_Task brief:_ Every record should be copied exactly, except that pictures are to be omitted.
-- start of Dataset records --
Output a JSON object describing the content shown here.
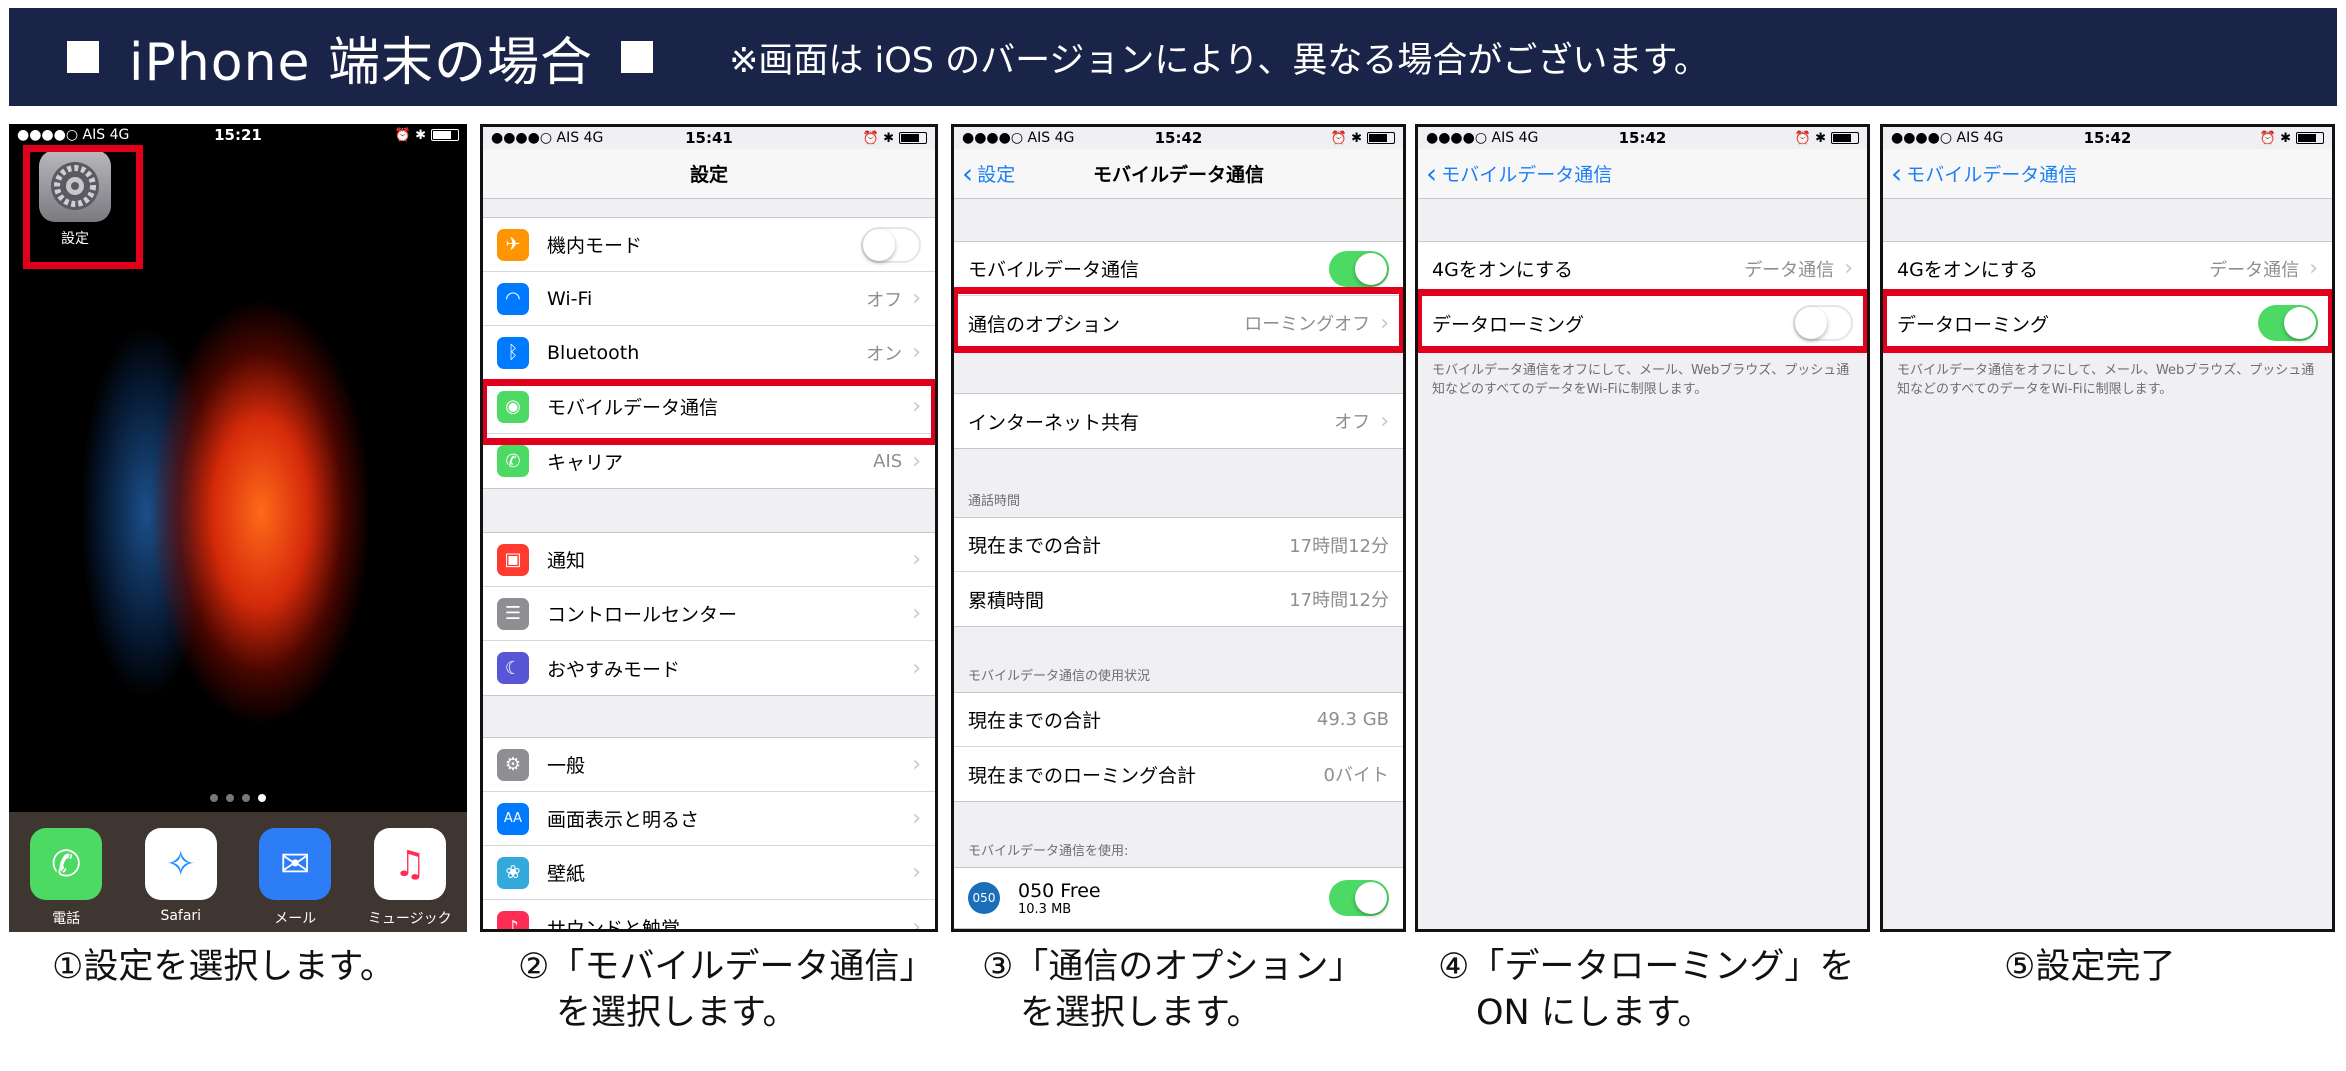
{
  "banner": {
    "title": "iPhone 端末の場合",
    "note": "※画面は iOS のバージョンにより、異なる場合がございます。"
  },
  "status": {
    "carrier": "●●●●○ AIS  4G",
    "time1": "15:21",
    "time2": "15:41",
    "time3": "15:42",
    "time4": "15:42",
    "time5": "15:42",
    "icons": "⏰ ✱"
  },
  "home": {
    "settings_label": "設定",
    "dock": [
      {
        "name": "電話",
        "icon": "phone-icon",
        "color": "#4cd964",
        "glyph": "✆"
      },
      {
        "name": "Safari",
        "icon": "compass-icon",
        "color": "#1e90ff",
        "glyph": "✧"
      },
      {
        "name": "メール",
        "icon": "mail-icon",
        "color": "#2d7df6",
        "glyph": "✉"
      },
      {
        "name": "ミュージック",
        "icon": "music-icon",
        "color": "#ff2d55",
        "glyph": "♫"
      }
    ]
  },
  "settings": {
    "title": "設定",
    "items": [
      {
        "label": "機内モード",
        "value": "",
        "icon": "airplane-icon",
        "color": "#ff9500",
        "glyph": "✈"
      },
      {
        "label": "Wi-Fi",
        "value": "オフ",
        "icon": "wifi-icon",
        "color": "#007aff",
        "glyph": "◠"
      },
      {
        "label": "Bluetooth",
        "value": "オン",
        "icon": "bluetooth-icon",
        "color": "#007aff",
        "glyph": "ᛒ"
      },
      {
        "label": "モバイルデータ通信",
        "value": "",
        "icon": "antenna-icon",
        "color": "#4cd964",
        "glyph": "◉"
      },
      {
        "label": "キャリア",
        "value": "AIS",
        "icon": "phone-icon",
        "color": "#4cd964",
        "glyph": "✆"
      },
      {
        "label": "通知",
        "value": "",
        "icon": "notification-icon",
        "color": "#ff3b30",
        "glyph": "▣"
      },
      {
        "label": "コントロールセンター",
        "value": "",
        "icon": "switches-icon",
        "color": "#8e8e93",
        "glyph": "☰"
      },
      {
        "label": "おやすみモード",
        "value": "",
        "icon": "moon-icon",
        "color": "#5856d6",
        "glyph": "☾"
      },
      {
        "label": "一般",
        "value": "",
        "icon": "gear-icon",
        "color": "#8e8e93",
        "glyph": "⚙"
      },
      {
        "label": "画面表示と明るさ",
        "value": "",
        "icon": "text-size-icon",
        "color": "#007aff",
        "glyph": "AA"
      },
      {
        "label": "壁紙",
        "value": "",
        "icon": "flower-icon",
        "color": "#34aadc",
        "glyph": "❀"
      },
      {
        "label": "サウンドと触覚",
        "value": "",
        "icon": "speaker-icon",
        "color": "#ff2d55",
        "glyph": "♪"
      }
    ]
  },
  "mobile": {
    "back": "設定",
    "title": "モバイルデータ通信",
    "cellular_label": "モバイルデータ通信",
    "options_label": "通信のオプション",
    "options_value": "ローミングオフ",
    "hotspot_label": "インターネット共有",
    "hotspot_value": "オフ",
    "call_header": "通話時間",
    "call_current_label": "現在までの合計",
    "call_current_value": "17時間12分",
    "call_total_label": "累積時間",
    "call_total_value": "17時間12分",
    "usage_header": "モバイルデータ通信の使用状況",
    "usage_current_label": "現在までの合計",
    "usage_current_value": "49.3 GB",
    "usage_roaming_label": "現在までのローミング合計",
    "usage_roaming_value": "0バイト",
    "apps_header": "モバイルデータ通信を使用:",
    "app_name": "050 Free",
    "app_size": "10.3 MB"
  },
  "options": {
    "back": "モバイルデータ通信",
    "lte_label": "4Gをオンにする",
    "lte_value": "データ通信",
    "roaming_label": "データローミング",
    "footnote": "モバイルデータ通信をオフにして、メール、Webブラウズ、プッシュ通知などのすべてのデータをWi-Fiに制限します。"
  },
  "captions": {
    "c1": "①設定を選択します。",
    "c2a": "②「モバイルデータ通信」",
    "c2b": "を選択します。",
    "c3a": "③「通信のオプション」",
    "c3b": "を選択します。",
    "c4a": "④「データローミング」を",
    "c4b": "ON にします。",
    "c5": "⑤設定完了"
  },
  "colors": {
    "banner": "#1a2448",
    "highlight": "#e0001b",
    "ios_blue": "#1b7ef6",
    "toggle_on": "#4cd964"
  }
}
-- end of Dataset records --
_Result of this task:_
Output a JSON object describing the content shown here.
{
  "banner": {
    "title": "iPhone 端末の場合",
    "note": "※画面は iOS のバージョンにより、異なる場合がございます。"
  },
  "status": {
    "carrier": "●●●●○ AIS  4G",
    "time1": "15:21",
    "time2": "15:41",
    "time3": "15:42",
    "time4": "15:42",
    "time5": "15:42",
    "icons": "⏰ ✱"
  },
  "home": {
    "settings_label": "設定",
    "dock": [
      {
        "name": "電話",
        "icon": "phone-icon",
        "color": "#4cd964",
        "glyph": "✆"
      },
      {
        "name": "Safari",
        "icon": "compass-icon",
        "color": "#1e90ff",
        "glyph": "✧"
      },
      {
        "name": "メール",
        "icon": "mail-icon",
        "color": "#2d7df6",
        "glyph": "✉"
      },
      {
        "name": "ミュージック",
        "icon": "music-icon",
        "color": "#ff2d55",
        "glyph": "♫"
      }
    ]
  },
  "settings": {
    "title": "設定",
    "items": [
      {
        "label": "機内モード",
        "value": "",
        "icon": "airplane-icon",
        "color": "#ff9500",
        "glyph": "✈"
      },
      {
        "label": "Wi-Fi",
        "value": "オフ",
        "icon": "wifi-icon",
        "color": "#007aff",
        "glyph": "◠"
      },
      {
        "label": "Bluetooth",
        "value": "オン",
        "icon": "bluetooth-icon",
        "color": "#007aff",
        "glyph": "ᛒ"
      },
      {
        "label": "モバイルデータ通信",
        "value": "",
        "icon": "antenna-icon",
        "color": "#4cd964",
        "glyph": "◉"
      },
      {
        "label": "キャリア",
        "value": "AIS",
        "icon": "phone-icon",
        "color": "#4cd964",
        "glyph": "✆"
      },
      {
        "label": "通知",
        "value": "",
        "icon": "notification-icon",
        "color": "#ff3b30",
        "glyph": "▣"
      },
      {
        "label": "コントロールセンター",
        "value": "",
        "icon": "switches-icon",
        "color": "#8e8e93",
        "glyph": "☰"
      },
      {
        "label": "おやすみモード",
        "value": "",
        "icon": "moon-icon",
        "color": "#5856d6",
        "glyph": "☾"
      },
      {
        "label": "一般",
        "value": "",
        "icon": "gear-icon",
        "color": "#8e8e93",
        "glyph": "⚙"
      },
      {
        "label": "画面表示と明るさ",
        "value": "",
        "icon": "text-size-icon",
        "color": "#007aff",
        "glyph": "AA"
      },
      {
        "label": "壁紙",
        "value": "",
        "icon": "flower-icon",
        "color": "#34aadc",
        "glyph": "❀"
      },
      {
        "label": "サウンドと触覚",
        "value": "",
        "icon": "speaker-icon",
        "color": "#ff2d55",
        "glyph": "♪"
      }
    ]
  },
  "mobile": {
    "back": "設定",
    "title": "モバイルデータ通信",
    "cellular_label": "モバイルデータ通信",
    "options_label": "通信のオプション",
    "options_value": "ローミングオフ",
    "hotspot_label": "インターネット共有",
    "hotspot_value": "オフ",
    "call_header": "通話時間",
    "call_current_label": "現在までの合計",
    "call_current_value": "17時間12分",
    "call_total_label": "累積時間",
    "call_total_value": "17時間12分",
    "usage_header": "モバイルデータ通信の使用状況",
    "usage_current_label": "現在までの合計",
    "usage_current_value": "49.3 GB",
    "usage_roaming_label": "現在までのローミング合計",
    "usage_roaming_value": "0バイト",
    "apps_header": "モバイルデータ通信を使用:",
    "app_name": "050 Free",
    "app_size": "10.3 MB"
  },
  "options": {
    "back": "モバイルデータ通信",
    "lte_label": "4Gをオンにする",
    "lte_value": "データ通信",
    "roaming_label": "データローミング",
    "footnote": "モバイルデータ通信をオフにして、メール、Webブラウズ、プッシュ通知などのすべてのデータをWi-Fiに制限します。"
  },
  "captions": {
    "c1": "①設定を選択します。",
    "c2a": "②「モバイルデータ通信」",
    "c2b": "を選択します。",
    "c3a": "③「通信のオプション」",
    "c3b": "を選択します。",
    "c4a": "④「データローミング」を",
    "c4b": "ON にします。",
    "c5": "⑤設定完了"
  },
  "colors": {
    "banner": "#1a2448",
    "highlight": "#e0001b",
    "ios_blue": "#1b7ef6",
    "toggle_on": "#4cd964"
  }
}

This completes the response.